- VORLIEGENDER TEXT
# # # #

Christentum und Fundamentalismus

Ein Symposium raisonniert zum 70. Geburtstag des Historikers Lutz Niethammer über die "Produktivkraft Sünde"

Als die Teilnehmer des Symposions über „Das Religiöse und die Geschichte“ zu Wein und Speisen aufbrachen, meldete sich als letzter Redner der Tagung Alexander von Platow noch zu Wort. Der Historiker, der einst in der maoistischen KPD der siebziger Jahre zur Auseinandersetzung mit sozialdemokratischen Historikern „jedem Genossen das Rüstzeug für eine Bekämpfung des Rechtsopportunismus an die Hand geben“ wollte, beklagte nun, daß auf der Konferenz zu Lutz Niethammers 70. Geburtstag im Schloß Dornburg bei Jena von „Frömmigkeit“ nicht die Rede war. Eine Volkskundeprofessorin tröstete ihn beim Ende der Diskussion mit dem Zwischenruf „Wir fangen grade erst an“, und man schritt zum Gastmahl der von Rainer Gries und Silke Satjukow organisierten Tagung.

# # # #

- BEREITGESTELLTES MATERIAL
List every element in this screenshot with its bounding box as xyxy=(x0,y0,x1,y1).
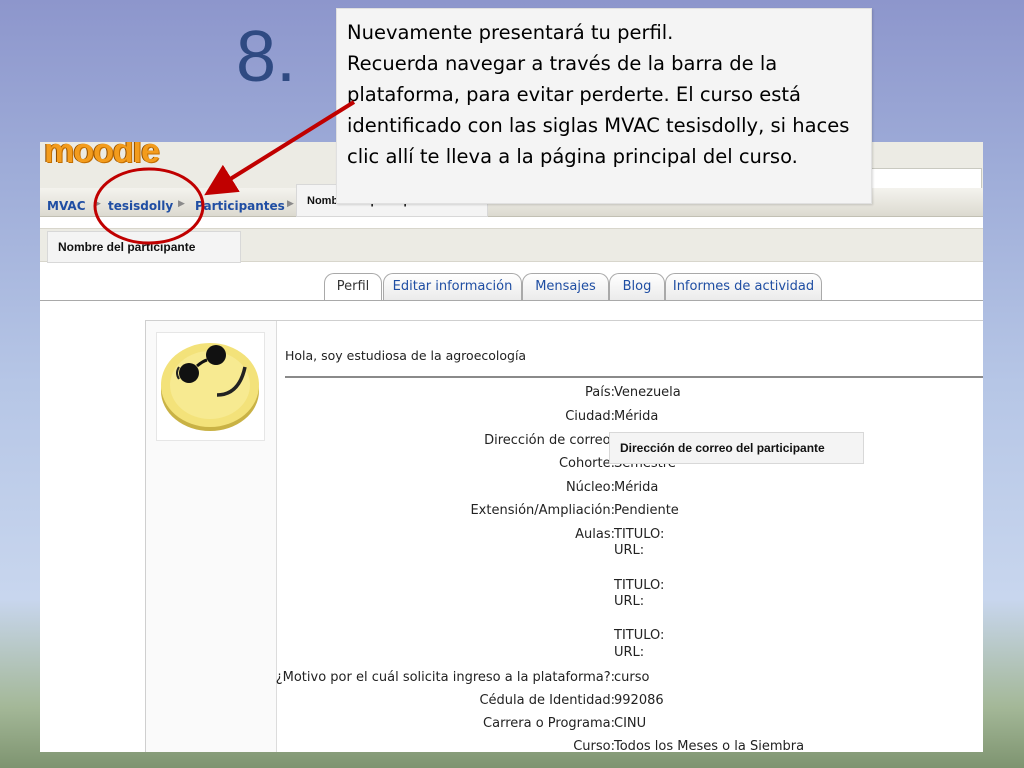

# # # #

- AUFGABEN
[a] Beantworte zum Text über das Symposium diese Fragen:
(i) Wessen Geburtstag war der Anlass der Tagung, und welcher war es?
(ii) An welchem Ort fand die Konferenz statt?
(iii) Wer hat die Tagung organisiert?
[b] Gib aus dem Text über das Symposium die Stelle von „Als die Teilnehmer“ bis einschließlich „Satjukow organisierten Tagung.“ wortgetreu wieder.

- ERWARTETE ERGEBNISSE
[a]
(i) Der 70. Geburtstag des Historikers Lutz Niethammer.
(ii) Im Schloß Dornburg bei Jena.
(iii) Rainer Gries und Silke Satjukow.

[b]
Als die Teilnehmer des Symposions über „Das Religiöse und die Geschichte“ zu Wein und Speisen aufbrachen, meldete sich als letzter Redner der Tagung Alexander von Platow noch zu Wort. Der Historiker, der einst in der maoistischen KPD der siebziger Jahre zur Auseinandersetzung mit sozialdemokratischen Historikern „jedem Genossen das Rüstzeug für eine Bekämpfung des Rechtsopportunismus an die Hand geben“ wollte, beklagte nun, daß auf der Konferenz zu Lutz Niethammers 70. Geburtstag im Schloß Dornburg bei Jena von „Frömmigkeit“ nicht die Rede war. Eine Volkskundeprofessorin tröstete ihn beim Ende der Diskussion mit dem Zwischenruf „Wir fangen grade erst an“, und man schritt zum Gastmahl der von Rainer Gries und Silke Satjukow organisierten Tagung.